WORK TO DO |
Write out every single entry exactly.

Collected data:
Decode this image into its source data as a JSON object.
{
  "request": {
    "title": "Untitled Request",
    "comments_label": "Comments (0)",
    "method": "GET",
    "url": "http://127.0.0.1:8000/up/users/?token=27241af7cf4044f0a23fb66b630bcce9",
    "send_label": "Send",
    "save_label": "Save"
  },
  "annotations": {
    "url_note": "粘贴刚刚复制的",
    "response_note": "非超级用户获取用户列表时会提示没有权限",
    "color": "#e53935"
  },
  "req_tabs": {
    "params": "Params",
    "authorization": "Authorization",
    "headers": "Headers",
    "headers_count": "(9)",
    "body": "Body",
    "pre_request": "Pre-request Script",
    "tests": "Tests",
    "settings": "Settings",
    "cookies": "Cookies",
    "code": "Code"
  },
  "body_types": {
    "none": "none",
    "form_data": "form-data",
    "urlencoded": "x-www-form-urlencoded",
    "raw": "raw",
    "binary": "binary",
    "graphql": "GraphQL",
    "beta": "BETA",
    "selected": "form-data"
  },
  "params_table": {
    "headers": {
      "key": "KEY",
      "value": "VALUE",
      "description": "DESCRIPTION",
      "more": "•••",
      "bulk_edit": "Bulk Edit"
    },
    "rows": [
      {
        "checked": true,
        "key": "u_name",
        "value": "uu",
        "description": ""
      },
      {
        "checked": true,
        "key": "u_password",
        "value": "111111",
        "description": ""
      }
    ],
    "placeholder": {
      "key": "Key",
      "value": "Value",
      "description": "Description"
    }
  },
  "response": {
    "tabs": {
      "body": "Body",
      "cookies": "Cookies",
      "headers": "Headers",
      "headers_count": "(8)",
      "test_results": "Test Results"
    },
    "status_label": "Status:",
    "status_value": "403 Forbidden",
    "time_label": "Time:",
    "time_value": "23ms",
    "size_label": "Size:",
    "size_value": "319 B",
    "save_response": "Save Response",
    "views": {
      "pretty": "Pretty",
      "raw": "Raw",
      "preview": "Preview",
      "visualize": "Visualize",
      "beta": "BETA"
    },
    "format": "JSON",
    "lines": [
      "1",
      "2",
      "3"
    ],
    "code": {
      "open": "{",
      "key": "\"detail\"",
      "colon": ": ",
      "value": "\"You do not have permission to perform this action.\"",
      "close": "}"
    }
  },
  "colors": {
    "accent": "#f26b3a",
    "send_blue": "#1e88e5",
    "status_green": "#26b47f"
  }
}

RESULT FOR THIS TASK |
Decode this image into its source data as a JSON object.
{
  "request": {
    "title": "Untitled Request",
    "comments_label": "Comments (0)",
    "method": "GET",
    "url": "http://127.0.0.1:8000/up/users/?token=27241af7cf4044f0a23fb66b630bcce9",
    "send_label": "Send",
    "save_label": "Save"
  },
  "annotations": {
    "url_note": "粘贴刚刚复制的",
    "response_note": "非超级用户获取用户列表时会提示没有权限",
    "color": "#e53935"
  },
  "req_tabs": {
    "params": "Params",
    "authorization": "Authorization",
    "headers": "Headers",
    "headers_count": "(9)",
    "body": "Body",
    "pre_request": "Pre-request Script",
    "tests": "Tests",
    "settings": "Settings",
    "cookies": "Cookies",
    "code": "Code"
  },
  "body_types": {
    "none": "none",
    "form_data": "form-data",
    "urlencoded": "x-www-form-urlencoded",
    "raw": "raw",
    "binary": "binary",
    "graphql": "GraphQL",
    "beta": "BETA",
    "selected": "form-data"
  },
  "params_table": {
    "headers": {
      "key": "KEY",
      "value": "VALUE",
      "description": "DESCRIPTION",
      "more": "•••",
      "bulk_edit": "Bulk Edit"
    },
    "rows": [
      {
        "checked": true,
        "key": "u_name",
        "value": "uu",
        "description": ""
      },
      {
        "checked": true,
        "key": "u_password",
        "value": "111111",
        "description": ""
      }
    ],
    "placeholder": {
      "key": "Key",
      "value": "Value",
      "description": "Description"
    }
  },
  "response": {
    "tabs": {
      "body": "Body",
      "cookies": "Cookies",
      "headers": "Headers",
      "headers_count": "(8)",
      "test_results": "Test Results"
    },
    "status_label": "Status:",
    "status_value": "403 Forbidden",
    "time_label": "Time:",
    "time_value": "23ms",
    "size_label": "Size:",
    "size_value": "319 B",
    "save_response": "Save Response",
    "views": {
      "pretty": "Pretty",
      "raw": "Raw",
      "preview": "Preview",
      "visualize": "Visualize",
      "beta": "BETA"
    },
    "format": "JSON",
    "lines": [
      "1",
      "2",
      "3"
    ],
    "code": {
      "open": "{",
      "key": "\"detail\"",
      "colon": ": ",
      "value": "\"You do not have permission to perform this action.\"",
      "close": "}"
    }
  },
  "colors": {
    "accent": "#f26b3a",
    "send_blue": "#1e88e5",
    "status_green": "#26b47f"
  }
}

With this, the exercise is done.